**REQUIREMENT**
Copy out every line in the entries below that includes "JSON".

+++ INPUT

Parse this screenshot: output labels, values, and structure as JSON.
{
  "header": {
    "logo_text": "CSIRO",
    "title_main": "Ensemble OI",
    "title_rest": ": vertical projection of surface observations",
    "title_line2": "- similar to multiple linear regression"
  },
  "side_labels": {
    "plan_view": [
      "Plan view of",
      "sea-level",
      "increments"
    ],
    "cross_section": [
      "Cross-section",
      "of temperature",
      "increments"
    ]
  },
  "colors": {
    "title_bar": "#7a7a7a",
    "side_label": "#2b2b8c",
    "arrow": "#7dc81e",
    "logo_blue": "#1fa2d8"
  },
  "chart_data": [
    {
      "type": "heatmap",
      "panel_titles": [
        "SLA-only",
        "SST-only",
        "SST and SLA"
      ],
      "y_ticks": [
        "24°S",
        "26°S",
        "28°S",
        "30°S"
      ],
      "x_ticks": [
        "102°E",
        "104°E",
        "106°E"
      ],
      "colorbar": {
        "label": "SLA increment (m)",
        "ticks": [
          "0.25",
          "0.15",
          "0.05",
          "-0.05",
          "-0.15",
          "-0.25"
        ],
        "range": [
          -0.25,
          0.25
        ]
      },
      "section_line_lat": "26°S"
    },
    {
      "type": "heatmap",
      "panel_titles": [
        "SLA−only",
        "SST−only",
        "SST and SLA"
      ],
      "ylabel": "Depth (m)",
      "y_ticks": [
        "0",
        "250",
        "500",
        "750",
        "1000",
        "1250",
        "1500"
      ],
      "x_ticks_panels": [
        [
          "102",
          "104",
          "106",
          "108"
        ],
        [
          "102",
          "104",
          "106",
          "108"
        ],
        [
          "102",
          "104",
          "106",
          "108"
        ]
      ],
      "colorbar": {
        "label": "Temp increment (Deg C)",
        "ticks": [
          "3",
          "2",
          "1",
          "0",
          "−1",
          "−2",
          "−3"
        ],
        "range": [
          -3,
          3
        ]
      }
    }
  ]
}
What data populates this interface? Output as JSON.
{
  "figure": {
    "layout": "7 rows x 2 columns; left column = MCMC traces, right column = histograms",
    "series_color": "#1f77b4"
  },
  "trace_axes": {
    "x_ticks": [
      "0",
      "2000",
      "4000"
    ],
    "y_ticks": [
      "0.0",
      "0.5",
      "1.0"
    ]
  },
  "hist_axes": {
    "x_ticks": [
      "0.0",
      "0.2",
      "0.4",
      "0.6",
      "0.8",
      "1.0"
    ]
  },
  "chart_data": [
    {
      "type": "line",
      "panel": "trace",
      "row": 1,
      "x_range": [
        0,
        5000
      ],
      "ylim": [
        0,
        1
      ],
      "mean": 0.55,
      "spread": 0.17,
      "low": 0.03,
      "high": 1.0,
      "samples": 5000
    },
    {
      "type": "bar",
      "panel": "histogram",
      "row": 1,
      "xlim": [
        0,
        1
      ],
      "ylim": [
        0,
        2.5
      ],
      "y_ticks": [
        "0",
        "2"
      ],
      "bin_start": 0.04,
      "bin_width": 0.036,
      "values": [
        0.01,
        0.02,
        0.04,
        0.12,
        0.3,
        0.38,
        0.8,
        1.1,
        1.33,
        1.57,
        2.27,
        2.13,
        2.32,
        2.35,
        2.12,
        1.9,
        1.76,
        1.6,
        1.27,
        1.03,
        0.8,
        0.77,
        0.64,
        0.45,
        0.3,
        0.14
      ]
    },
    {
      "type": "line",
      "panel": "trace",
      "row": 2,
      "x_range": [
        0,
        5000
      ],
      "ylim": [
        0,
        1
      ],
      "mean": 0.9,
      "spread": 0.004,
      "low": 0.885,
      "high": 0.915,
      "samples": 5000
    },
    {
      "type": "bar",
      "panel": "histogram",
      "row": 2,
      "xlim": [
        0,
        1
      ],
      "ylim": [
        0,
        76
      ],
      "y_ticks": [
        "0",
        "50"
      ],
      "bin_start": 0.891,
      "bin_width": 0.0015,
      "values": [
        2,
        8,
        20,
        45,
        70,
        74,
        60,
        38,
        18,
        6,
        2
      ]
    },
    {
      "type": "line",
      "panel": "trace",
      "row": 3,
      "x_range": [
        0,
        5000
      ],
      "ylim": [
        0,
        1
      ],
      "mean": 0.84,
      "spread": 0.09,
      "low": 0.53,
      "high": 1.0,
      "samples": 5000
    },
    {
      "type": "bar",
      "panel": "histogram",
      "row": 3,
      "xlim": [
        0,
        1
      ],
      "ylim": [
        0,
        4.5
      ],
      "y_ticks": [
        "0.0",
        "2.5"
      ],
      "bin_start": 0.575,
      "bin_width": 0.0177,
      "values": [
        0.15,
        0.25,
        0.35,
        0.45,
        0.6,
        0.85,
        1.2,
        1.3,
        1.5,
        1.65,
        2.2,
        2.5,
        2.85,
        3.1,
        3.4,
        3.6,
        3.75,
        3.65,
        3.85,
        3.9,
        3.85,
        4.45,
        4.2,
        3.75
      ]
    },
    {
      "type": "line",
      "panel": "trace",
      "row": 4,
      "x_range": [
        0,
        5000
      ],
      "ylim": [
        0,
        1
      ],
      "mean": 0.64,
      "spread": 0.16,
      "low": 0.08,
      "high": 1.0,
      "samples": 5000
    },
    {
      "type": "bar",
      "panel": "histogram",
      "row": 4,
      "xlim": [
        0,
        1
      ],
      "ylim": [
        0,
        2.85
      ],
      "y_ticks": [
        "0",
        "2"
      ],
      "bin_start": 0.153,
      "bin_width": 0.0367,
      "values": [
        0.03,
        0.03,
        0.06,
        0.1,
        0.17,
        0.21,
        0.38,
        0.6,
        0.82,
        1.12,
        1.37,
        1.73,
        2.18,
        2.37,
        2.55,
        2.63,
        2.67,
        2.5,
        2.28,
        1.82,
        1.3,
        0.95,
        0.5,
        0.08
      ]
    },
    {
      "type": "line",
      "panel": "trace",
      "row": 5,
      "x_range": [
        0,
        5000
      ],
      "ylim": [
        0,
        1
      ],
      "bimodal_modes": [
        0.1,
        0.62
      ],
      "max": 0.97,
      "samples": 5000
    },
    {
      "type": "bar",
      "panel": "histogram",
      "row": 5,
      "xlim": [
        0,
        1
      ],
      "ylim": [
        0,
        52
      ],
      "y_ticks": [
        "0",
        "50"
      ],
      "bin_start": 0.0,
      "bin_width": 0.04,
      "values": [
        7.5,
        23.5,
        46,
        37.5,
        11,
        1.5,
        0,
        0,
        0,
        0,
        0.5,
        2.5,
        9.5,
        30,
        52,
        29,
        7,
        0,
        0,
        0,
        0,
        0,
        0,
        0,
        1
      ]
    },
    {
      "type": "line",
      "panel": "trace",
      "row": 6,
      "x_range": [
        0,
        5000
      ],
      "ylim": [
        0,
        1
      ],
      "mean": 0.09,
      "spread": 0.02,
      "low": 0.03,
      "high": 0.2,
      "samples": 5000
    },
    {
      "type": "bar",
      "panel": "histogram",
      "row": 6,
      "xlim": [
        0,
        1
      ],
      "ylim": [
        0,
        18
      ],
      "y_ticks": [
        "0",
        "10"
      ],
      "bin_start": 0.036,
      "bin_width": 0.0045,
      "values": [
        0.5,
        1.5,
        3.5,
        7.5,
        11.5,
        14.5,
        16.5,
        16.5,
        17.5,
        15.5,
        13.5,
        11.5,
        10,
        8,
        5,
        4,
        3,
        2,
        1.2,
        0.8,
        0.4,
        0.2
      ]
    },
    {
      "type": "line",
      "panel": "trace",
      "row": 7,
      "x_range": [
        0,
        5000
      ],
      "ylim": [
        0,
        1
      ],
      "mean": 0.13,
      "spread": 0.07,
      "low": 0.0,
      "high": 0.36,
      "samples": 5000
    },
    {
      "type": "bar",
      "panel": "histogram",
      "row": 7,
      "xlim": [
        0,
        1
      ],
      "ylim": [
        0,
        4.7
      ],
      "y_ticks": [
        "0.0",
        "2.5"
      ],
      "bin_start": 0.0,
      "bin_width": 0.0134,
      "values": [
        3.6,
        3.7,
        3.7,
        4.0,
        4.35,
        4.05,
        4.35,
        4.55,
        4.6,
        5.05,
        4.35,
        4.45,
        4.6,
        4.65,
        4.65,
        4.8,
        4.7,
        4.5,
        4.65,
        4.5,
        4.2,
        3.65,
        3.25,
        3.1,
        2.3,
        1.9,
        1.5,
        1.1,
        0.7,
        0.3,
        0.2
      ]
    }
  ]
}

++++++

**THE RESPONSE**
Parse this screenshot: output labels, values, and structure as JSON.
What data populates this interface? Output as JSON.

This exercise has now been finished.